記述課題
人権啓発劇のあらすじを最後の文から引き取り、その先を書き進めよ。

2008のあゆみ

 
 

人権啓発劇「あなたへ・・・」

 

2000年秋、晃一の地域でもみんなの願いがこもった解放の証「だんじり」が組み立てられている。そんな中、のぞみは銀行員として偶然通りかかった幼なじみの太郎と再会する。しかも、のぞみの息子の晃一、太郎の息子の純も偶然同じ中学校に通う友達であった。
 2人の息子たちは、同和問題解決の次代を担う若者を育てようと設立された「友の会」に所属している。そこでは、自分たちの生活の中でのものの考え方、捉え方を見つめ直し、そこに潜む不合理、差別性に気づき、正していく行動力を身につけようと学習会が積み重ねられている。
 いよいよ祭りを数日後にひかえたある朝、晃一と純はいつものように朝のランニングに出かけた。そこで、偶然、晃一の町を中傷した差別ビラを拾う。家に持って帰り両親に相談しようとした純に対し、ビラを見つめたまま凍りついたように「こんなビラを家族には見せられない・・・。」と衝撃を受ける晃一。

[コレクションから取り出した記録]
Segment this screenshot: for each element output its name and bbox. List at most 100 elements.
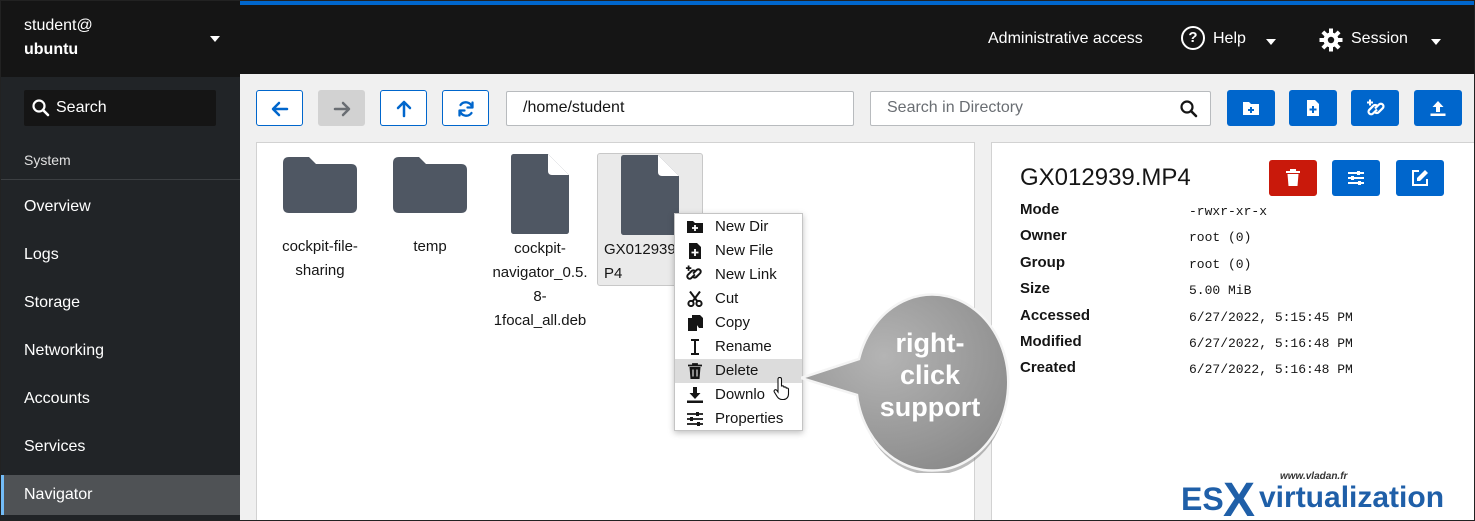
file-details-panel: GX012939.MP4 Mode -rwxr-xr-x Owner root … (991, 142, 1474, 520)
menu-item-properties[interactable]: Properties (675, 407, 802, 431)
chevron-down-icon (210, 36, 220, 42)
folder-icon (283, 157, 357, 213)
property-label: Created (1020, 359, 1076, 376)
upload-button[interactable] (1414, 90, 1462, 126)
forward-button[interactable] (318, 90, 365, 126)
gear-icon (1319, 28, 1343, 52)
menu-item-label: Rename (715, 338, 772, 355)
callout-text: right- click support (849, 327, 1011, 423)
administrative-access-button[interactable]: Administrative access (988, 30, 1143, 48)
sidebar-item-logs[interactable]: Logs (1, 235, 240, 275)
menu-item-label: New File (715, 242, 774, 259)
edit-icon (1412, 170, 1428, 186)
path-input[interactable]: /home/student (506, 91, 854, 126)
menu-item-copy[interactable]: Copy (675, 311, 802, 335)
sidebar-search[interactable]: Search (24, 90, 216, 126)
sidebar-item-overview[interactable]: Overview (1, 187, 240, 227)
property-label: Size (1020, 280, 1051, 297)
delete-button[interactable] (1269, 160, 1317, 196)
file-item-label: cockpit-file- sharing (282, 238, 358, 279)
menu-item-new-file[interactable]: New File (675, 239, 802, 263)
back-button[interactable] (256, 90, 303, 126)
properties-button[interactable] (1332, 160, 1380, 196)
menu-item-rename[interactable]: Rename (675, 335, 802, 359)
sliders-icon (1348, 171, 1364, 185)
app-window: student@ ubuntu Search System Overview L… (0, 0, 1475, 521)
up-button[interactable] (380, 90, 427, 126)
new-file-icon (689, 243, 701, 259)
property-value: 6/27/2022, 5:16:48 PM (1189, 362, 1353, 377)
sidebar-item-networking[interactable]: Networking (1, 331, 240, 371)
sidebar-item-navigator[interactable]: Navigator (1, 475, 240, 515)
file-item-label: temp (413, 238, 447, 255)
menu-item-label: New Link (715, 266, 777, 283)
sidebar: student@ ubuntu Search System Overview L… (1, 1, 240, 520)
property-value: -rwxr-xr-x (1189, 204, 1268, 219)
directory-search-placeholder: Search in Directory (887, 99, 1024, 116)
watermark-es: ES (1181, 481, 1224, 517)
property-value: 6/27/2022, 5:15:45 PM (1189, 310, 1353, 325)
directory-search-input[interactable]: Search in Directory (870, 91, 1211, 126)
property-label: Mode (1020, 201, 1060, 218)
host-name: ubuntu (24, 41, 79, 58)
sidebar-item-storage[interactable]: Storage (1, 283, 240, 323)
download-icon (687, 387, 703, 403)
new-link-button[interactable] (1351, 90, 1399, 126)
arrow-up-icon (396, 100, 412, 118)
property-value: 6/27/2022, 5:16:48 PM (1189, 336, 1353, 351)
divider (1, 179, 240, 180)
refresh-button[interactable] (442, 90, 489, 126)
sidebar-item-services[interactable]: Services (1, 427, 240, 467)
chevron-down-icon (1266, 39, 1276, 45)
property-value: root (0) (1189, 230, 1252, 245)
file-item-folder[interactable]: cockpit-file- sharing (267, 153, 373, 283)
property-label: Owner (1020, 227, 1067, 244)
help-label: Help (1213, 30, 1246, 47)
file-icon (621, 155, 679, 235)
menu-item-label: Delete (715, 362, 759, 379)
trash-icon (688, 363, 702, 379)
arrow-left-icon (271, 101, 289, 117)
new-file-button[interactable] (1289, 90, 1337, 126)
menu-item-label: Downlo (715, 386, 766, 403)
search-icon (32, 99, 50, 117)
menu-item-label: Properties (715, 410, 784, 427)
refresh-icon (458, 101, 474, 117)
copy-icon (688, 315, 703, 331)
section-label-system: System (24, 152, 71, 168)
watermark-logo: www.vladan.fr ES X virtualization (1181, 471, 1471, 521)
trash-icon (1286, 169, 1300, 186)
folder-icon (393, 157, 467, 213)
callout-line: click (899, 360, 961, 390)
menu-item-new-link[interactable]: New Link (675, 263, 802, 287)
help-icon: ? (1181, 26, 1205, 50)
menu-item-label: New Dir (715, 218, 769, 235)
new-folder-button[interactable] (1227, 90, 1275, 126)
host-switcher[interactable]: student@ ubuntu (1, 1, 240, 77)
chevron-down-icon (1431, 39, 1441, 45)
arrow-right-icon (333, 101, 351, 117)
new-folder-icon (1243, 102, 1259, 115)
callout-line: right- (895, 328, 965, 358)
details-filename: GX012939.MP4 (1020, 164, 1191, 191)
session-label: Session (1351, 30, 1408, 47)
host-user: student@ (24, 17, 93, 34)
file-item-file[interactable]: cockpit- navigator_0.5. 8- 1focal_all.de… (487, 153, 593, 333)
sidebar-item-accounts[interactable]: Accounts (1, 379, 240, 419)
edit-button[interactable] (1396, 160, 1444, 196)
top-bar: Administrative access ? Help Session (240, 1, 1474, 74)
menu-item-new-dir[interactable]: New Dir (675, 215, 802, 239)
menu-item-label: Cut (715, 290, 739, 307)
file-item-label: cockpit- navigator_0.5. 8- 1focal_all.de… (492, 240, 588, 329)
new-link-icon (685, 265, 702, 280)
menu-item-cut[interactable]: Cut (675, 287, 802, 311)
new-link-icon (1367, 99, 1385, 116)
file-item-folder[interactable]: temp (377, 153, 483, 259)
watermark-x: X (1223, 474, 1256, 521)
menu-item-label: Copy (715, 314, 751, 331)
hand-cursor-icon (773, 377, 790, 401)
sliders-icon (687, 412, 703, 426)
upload-icon (1430, 101, 1446, 116)
sidebar-search-label: Search (56, 99, 107, 116)
watermark-virtualization: virtualization (1259, 481, 1445, 514)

課題の解答
 晃一の姿にとまどいながらも純は拾ったビラを家に持ち帰り、両親に相談した。当然、誠意をもって対処してくれるものと信じていた純に対し、太郎は、同和問題に自分たち家族が関わることから逃れるため、ビラの存在をなかったことにしようとする。
 父親のとった行動に失望し反発した純は、晃一の苦悩を訴える。幼なじみののぞみの息子が苦しんでいることを知った太郎は、この問題から逃れることはできないと気がつき、純を連れ晃一宅へと走る。ビラを前に自分の生い立ちや晃一への思い、そして更にはビラをまいた差別者の人間的な弱さにも思いをめぐらすのぞみ。太郎はのぞみに対して、自分のとった行動を悔い、ビラ事件を公に訴えることを決心する。
 太郎の手によってビラ事件は市同和教育協議会に報告され、問題が明るみになる。集会所でも、事件の報告会が開かれた。住民からの憤りや怒りの声が上がる中、ビラ事件を差別者の最後のあがき、断末魔の声と捉えようという古老の声に皆、差別解消への展望を見いだす。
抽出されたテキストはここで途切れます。